• [What to produce]: Render the lines from the one with "timeline-tick-label: 2020-09 bbox=[243, 502, 298, 542]" through the one with "y-tick-label: −60 bbox=[74, 78, 101, 93]", both included, as a numbered list, leaving out any blank lines.

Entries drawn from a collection

════════════════

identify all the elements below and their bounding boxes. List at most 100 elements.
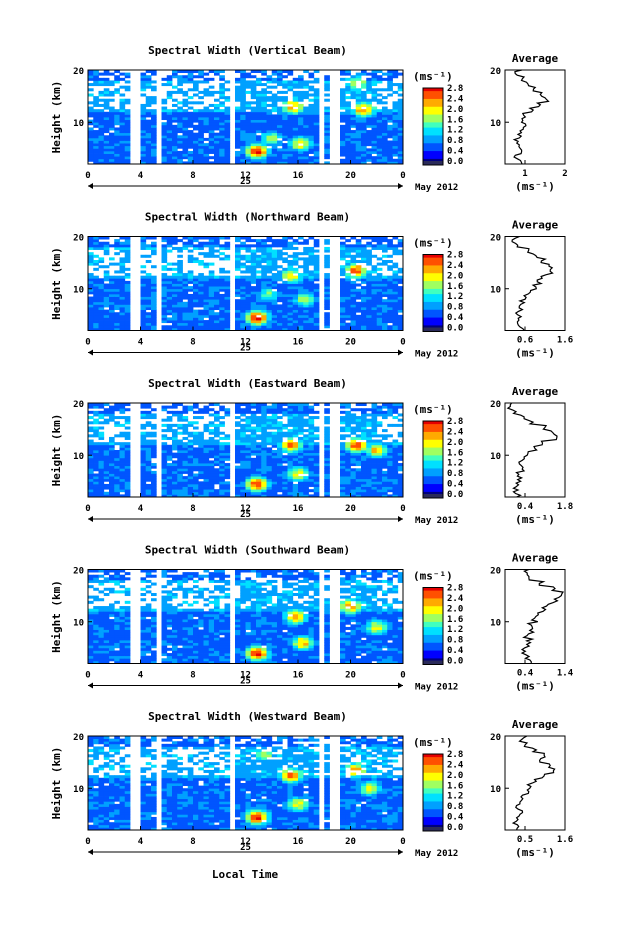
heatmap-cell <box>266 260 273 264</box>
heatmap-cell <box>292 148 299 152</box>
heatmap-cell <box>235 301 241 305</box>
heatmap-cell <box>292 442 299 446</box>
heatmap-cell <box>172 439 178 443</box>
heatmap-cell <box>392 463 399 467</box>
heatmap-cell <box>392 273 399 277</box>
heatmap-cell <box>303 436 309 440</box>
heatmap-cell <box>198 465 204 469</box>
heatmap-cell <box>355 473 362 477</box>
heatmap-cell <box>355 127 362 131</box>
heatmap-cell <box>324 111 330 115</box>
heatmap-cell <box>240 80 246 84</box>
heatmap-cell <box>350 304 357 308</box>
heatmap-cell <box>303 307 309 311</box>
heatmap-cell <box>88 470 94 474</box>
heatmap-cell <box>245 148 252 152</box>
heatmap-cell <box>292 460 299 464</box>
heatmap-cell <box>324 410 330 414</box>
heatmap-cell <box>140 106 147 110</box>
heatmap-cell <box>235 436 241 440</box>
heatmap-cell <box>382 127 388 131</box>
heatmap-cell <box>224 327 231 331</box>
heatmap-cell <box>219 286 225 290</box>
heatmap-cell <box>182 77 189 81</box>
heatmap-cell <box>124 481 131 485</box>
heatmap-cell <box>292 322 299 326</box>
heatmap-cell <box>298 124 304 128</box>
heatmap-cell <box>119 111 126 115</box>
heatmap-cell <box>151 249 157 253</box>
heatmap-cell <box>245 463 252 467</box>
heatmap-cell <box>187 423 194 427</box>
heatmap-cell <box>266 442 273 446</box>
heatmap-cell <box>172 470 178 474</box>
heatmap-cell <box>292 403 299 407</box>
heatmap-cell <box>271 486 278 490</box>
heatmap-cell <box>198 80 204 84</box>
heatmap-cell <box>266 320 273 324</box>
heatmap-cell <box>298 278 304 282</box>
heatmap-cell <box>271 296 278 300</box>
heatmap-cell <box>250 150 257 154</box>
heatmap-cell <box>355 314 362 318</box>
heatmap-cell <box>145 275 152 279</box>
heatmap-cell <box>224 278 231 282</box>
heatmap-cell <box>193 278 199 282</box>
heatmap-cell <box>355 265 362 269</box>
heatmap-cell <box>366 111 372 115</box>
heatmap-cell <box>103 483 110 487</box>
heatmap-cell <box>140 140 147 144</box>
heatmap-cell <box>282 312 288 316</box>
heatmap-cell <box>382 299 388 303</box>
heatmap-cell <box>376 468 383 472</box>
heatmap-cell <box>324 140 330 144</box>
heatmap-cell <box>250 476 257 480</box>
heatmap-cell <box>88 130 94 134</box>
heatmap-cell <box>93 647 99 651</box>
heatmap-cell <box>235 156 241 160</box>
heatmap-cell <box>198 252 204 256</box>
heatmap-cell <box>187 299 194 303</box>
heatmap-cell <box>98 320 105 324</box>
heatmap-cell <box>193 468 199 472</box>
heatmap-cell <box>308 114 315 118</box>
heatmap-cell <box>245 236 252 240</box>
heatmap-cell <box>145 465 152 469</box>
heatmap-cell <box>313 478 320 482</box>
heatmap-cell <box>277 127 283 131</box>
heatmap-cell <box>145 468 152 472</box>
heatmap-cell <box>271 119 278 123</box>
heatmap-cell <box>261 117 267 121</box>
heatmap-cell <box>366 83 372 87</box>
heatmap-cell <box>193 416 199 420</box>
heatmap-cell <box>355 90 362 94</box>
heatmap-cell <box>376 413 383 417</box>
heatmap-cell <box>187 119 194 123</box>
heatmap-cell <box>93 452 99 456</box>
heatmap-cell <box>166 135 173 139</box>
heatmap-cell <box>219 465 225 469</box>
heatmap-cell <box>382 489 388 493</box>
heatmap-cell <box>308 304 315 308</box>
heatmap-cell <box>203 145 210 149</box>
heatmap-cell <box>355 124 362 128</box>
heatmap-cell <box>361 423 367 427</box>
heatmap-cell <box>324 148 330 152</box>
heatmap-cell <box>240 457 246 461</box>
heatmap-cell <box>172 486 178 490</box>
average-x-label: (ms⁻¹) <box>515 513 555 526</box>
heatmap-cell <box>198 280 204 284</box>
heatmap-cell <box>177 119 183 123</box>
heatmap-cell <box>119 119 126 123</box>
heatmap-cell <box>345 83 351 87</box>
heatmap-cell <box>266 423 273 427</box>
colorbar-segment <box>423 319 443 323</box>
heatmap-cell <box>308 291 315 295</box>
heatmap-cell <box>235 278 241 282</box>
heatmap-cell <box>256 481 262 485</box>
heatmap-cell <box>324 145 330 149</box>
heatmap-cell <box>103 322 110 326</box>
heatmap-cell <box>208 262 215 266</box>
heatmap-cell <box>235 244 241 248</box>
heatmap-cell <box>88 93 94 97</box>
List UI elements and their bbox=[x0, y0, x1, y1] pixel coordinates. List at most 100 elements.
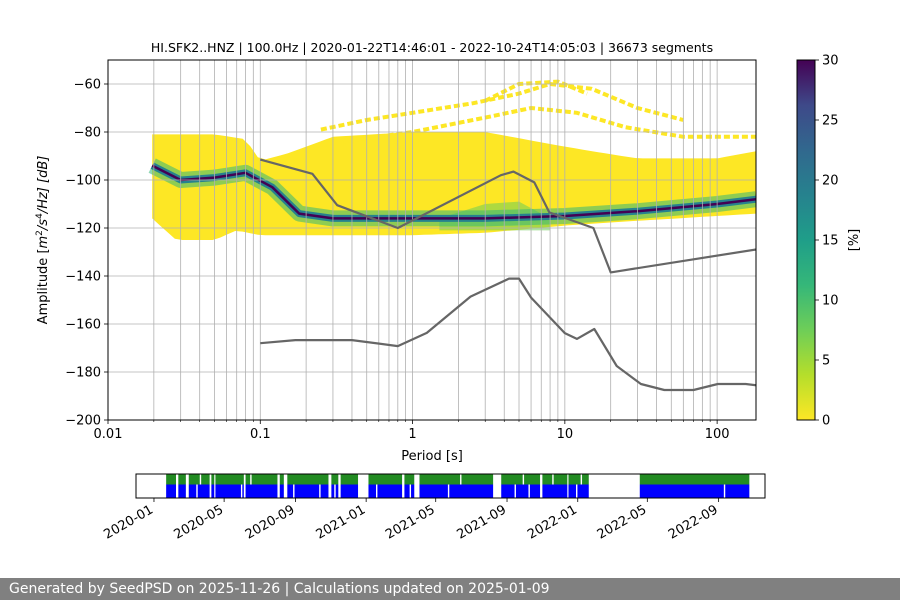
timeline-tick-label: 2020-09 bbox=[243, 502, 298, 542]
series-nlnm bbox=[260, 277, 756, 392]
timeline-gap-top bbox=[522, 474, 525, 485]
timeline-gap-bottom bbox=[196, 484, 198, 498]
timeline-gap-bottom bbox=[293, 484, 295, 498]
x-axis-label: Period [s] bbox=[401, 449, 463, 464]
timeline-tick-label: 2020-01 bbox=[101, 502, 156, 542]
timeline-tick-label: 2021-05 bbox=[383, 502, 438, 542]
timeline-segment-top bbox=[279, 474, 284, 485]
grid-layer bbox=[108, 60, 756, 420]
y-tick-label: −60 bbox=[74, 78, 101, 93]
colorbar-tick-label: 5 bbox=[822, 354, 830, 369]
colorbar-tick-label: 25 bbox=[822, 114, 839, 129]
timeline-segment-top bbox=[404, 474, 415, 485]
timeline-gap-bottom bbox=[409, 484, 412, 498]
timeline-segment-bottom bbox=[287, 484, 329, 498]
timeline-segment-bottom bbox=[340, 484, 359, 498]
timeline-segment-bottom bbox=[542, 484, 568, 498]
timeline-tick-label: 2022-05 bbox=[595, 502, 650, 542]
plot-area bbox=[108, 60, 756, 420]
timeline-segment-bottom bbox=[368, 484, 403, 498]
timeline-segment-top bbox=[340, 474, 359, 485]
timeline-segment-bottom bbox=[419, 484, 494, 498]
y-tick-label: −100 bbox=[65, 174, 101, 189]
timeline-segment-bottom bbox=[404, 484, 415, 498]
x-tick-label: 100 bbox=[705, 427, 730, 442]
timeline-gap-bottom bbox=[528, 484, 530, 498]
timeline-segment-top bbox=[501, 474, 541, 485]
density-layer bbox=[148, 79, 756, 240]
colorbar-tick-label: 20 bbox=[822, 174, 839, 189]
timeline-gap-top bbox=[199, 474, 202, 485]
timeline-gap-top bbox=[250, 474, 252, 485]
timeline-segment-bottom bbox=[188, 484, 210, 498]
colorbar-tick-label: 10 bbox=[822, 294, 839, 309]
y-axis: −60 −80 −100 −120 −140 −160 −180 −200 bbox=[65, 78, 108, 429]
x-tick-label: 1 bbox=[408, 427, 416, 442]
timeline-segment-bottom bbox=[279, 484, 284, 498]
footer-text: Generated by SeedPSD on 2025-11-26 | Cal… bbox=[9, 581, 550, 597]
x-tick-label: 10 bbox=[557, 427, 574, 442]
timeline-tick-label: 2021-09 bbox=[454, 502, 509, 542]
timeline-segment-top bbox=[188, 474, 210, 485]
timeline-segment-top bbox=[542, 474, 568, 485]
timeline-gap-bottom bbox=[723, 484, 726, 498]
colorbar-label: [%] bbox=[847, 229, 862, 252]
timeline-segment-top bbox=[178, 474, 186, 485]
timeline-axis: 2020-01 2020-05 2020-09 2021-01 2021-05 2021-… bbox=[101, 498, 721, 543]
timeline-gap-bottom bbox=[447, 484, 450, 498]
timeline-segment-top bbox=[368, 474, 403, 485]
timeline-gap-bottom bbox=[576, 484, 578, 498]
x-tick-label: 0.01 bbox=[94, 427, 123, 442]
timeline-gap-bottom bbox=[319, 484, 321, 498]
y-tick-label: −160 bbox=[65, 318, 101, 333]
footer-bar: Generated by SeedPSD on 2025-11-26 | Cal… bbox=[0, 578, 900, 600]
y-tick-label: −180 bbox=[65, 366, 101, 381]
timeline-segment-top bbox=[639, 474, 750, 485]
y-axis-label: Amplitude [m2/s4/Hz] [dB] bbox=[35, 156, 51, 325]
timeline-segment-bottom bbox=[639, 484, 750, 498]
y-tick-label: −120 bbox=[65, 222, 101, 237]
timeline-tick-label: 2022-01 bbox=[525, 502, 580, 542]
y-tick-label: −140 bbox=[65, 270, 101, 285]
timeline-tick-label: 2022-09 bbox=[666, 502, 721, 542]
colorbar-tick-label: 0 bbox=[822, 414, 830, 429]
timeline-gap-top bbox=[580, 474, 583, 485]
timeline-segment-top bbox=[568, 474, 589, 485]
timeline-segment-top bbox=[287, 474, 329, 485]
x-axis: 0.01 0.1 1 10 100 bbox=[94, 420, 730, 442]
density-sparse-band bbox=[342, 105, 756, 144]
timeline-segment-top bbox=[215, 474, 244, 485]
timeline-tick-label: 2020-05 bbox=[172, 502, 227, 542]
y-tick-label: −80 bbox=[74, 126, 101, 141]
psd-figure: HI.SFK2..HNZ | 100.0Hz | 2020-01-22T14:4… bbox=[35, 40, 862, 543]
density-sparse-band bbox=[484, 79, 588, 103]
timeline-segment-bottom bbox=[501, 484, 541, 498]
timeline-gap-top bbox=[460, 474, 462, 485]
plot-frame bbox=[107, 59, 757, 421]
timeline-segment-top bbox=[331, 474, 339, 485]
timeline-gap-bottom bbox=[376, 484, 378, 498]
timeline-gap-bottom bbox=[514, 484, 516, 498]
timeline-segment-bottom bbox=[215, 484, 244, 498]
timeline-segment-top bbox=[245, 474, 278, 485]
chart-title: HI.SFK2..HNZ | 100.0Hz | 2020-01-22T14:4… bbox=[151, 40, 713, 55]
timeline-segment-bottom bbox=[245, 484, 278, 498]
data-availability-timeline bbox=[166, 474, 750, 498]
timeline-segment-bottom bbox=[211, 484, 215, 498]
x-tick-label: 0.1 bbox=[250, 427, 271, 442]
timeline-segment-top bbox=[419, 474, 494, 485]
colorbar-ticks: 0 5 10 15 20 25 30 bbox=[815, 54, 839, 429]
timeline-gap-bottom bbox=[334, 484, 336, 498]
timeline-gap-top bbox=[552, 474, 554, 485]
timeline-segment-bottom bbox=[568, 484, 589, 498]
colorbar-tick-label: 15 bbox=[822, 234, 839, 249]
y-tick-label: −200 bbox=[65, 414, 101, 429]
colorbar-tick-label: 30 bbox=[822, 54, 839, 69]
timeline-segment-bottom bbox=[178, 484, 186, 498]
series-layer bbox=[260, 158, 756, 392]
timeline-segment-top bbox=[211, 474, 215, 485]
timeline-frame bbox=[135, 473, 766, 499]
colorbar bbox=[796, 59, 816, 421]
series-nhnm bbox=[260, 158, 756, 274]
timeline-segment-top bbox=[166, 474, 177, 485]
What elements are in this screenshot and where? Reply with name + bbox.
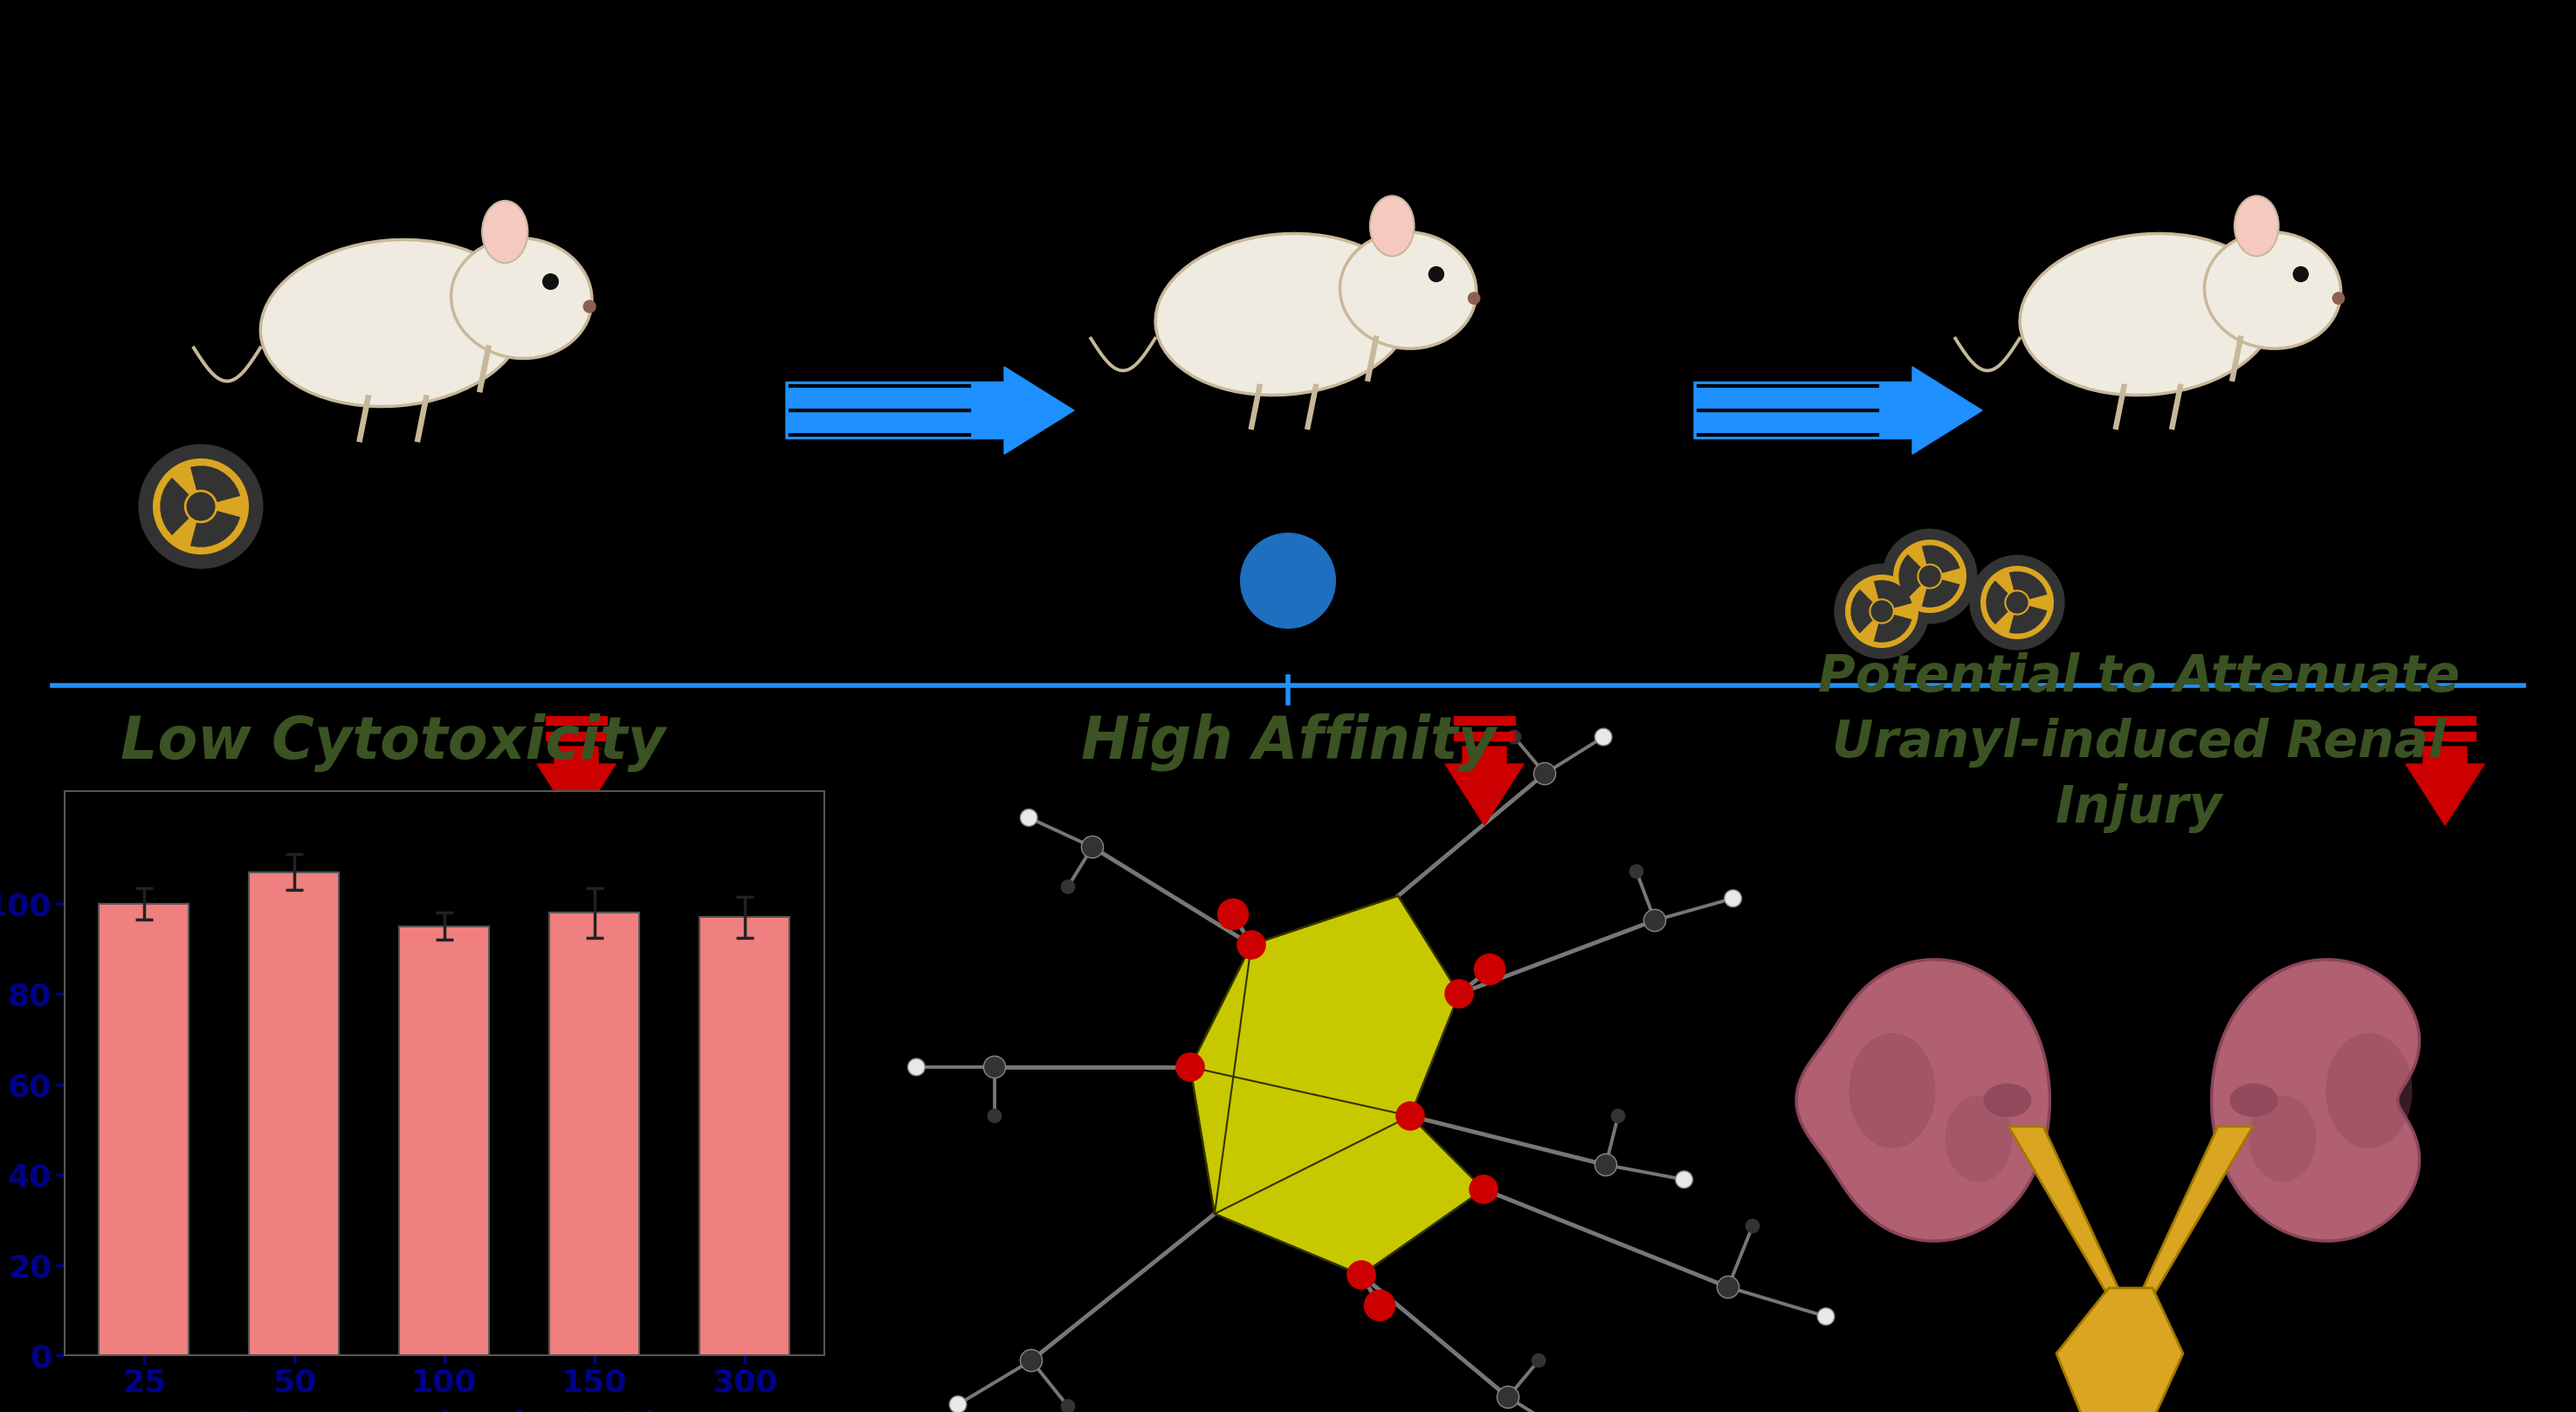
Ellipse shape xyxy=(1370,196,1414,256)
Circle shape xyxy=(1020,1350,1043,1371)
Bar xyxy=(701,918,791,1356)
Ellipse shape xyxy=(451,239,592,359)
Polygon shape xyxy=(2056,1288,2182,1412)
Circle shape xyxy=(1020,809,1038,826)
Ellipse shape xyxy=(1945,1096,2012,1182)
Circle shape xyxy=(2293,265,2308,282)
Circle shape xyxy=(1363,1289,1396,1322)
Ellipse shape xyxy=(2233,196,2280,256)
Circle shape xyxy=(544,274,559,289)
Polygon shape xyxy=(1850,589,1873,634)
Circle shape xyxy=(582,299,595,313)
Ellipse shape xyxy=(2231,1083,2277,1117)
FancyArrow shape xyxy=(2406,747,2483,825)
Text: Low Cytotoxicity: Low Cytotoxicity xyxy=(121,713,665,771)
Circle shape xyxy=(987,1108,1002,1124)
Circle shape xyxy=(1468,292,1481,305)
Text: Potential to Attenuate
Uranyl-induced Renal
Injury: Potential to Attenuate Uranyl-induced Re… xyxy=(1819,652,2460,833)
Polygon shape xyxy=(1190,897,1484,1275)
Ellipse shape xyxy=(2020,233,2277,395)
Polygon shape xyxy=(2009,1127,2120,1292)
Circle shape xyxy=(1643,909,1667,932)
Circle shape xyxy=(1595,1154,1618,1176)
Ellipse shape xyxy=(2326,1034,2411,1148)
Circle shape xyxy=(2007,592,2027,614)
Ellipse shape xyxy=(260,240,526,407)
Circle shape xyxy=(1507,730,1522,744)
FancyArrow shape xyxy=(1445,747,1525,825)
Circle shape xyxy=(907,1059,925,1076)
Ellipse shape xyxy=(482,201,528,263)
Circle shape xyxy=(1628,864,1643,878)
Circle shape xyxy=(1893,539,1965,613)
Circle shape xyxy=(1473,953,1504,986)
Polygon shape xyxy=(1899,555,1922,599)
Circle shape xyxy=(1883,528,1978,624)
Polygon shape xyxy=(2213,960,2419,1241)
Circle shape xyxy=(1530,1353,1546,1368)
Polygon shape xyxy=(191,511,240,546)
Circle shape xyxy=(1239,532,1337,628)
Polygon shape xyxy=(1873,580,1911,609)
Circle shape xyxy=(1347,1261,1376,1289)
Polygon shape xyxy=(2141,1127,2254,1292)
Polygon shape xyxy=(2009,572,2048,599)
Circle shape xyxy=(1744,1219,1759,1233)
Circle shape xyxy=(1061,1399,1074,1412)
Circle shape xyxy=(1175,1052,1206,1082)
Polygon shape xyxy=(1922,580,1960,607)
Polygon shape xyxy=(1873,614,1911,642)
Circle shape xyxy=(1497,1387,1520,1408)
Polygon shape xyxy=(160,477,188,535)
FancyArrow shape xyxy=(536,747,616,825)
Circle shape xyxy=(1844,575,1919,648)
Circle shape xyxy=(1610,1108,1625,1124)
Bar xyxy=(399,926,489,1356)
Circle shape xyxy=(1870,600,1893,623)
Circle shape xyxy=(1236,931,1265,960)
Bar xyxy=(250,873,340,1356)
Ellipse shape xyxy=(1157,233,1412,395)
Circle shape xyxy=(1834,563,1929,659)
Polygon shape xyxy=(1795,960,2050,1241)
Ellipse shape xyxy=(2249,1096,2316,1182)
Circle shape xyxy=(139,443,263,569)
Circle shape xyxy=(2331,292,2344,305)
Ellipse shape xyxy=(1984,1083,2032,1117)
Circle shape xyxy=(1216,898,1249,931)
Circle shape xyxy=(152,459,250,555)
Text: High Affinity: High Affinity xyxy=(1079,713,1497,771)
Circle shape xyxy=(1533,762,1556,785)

════════════════

• [Solved problem]:
1. timeline-tick-label: 2020-09 bbox=[243, 502, 298, 542]
2. series-nlnm bbox=[260, 277, 756, 392]
3. timeline-gap-top bbox=[522, 474, 525, 485]
4. timeline-gap-bottom bbox=[196, 484, 198, 498]
5. timeline-gap-bottom bbox=[293, 484, 295, 498]
6. x-axis-label: Period [s] bbox=[401, 449, 463, 464]
7. timeline-tick-label: 2020-01 bbox=[101, 502, 156, 542]
8. timeline-tick-label: 2021-05 bbox=[383, 502, 438, 542]
9. timeline-segment-top bbox=[279, 474, 284, 485]
10. grid-layer bbox=[108, 60, 756, 420]
11. y-tick-label: −60 bbox=[74, 78, 101, 93]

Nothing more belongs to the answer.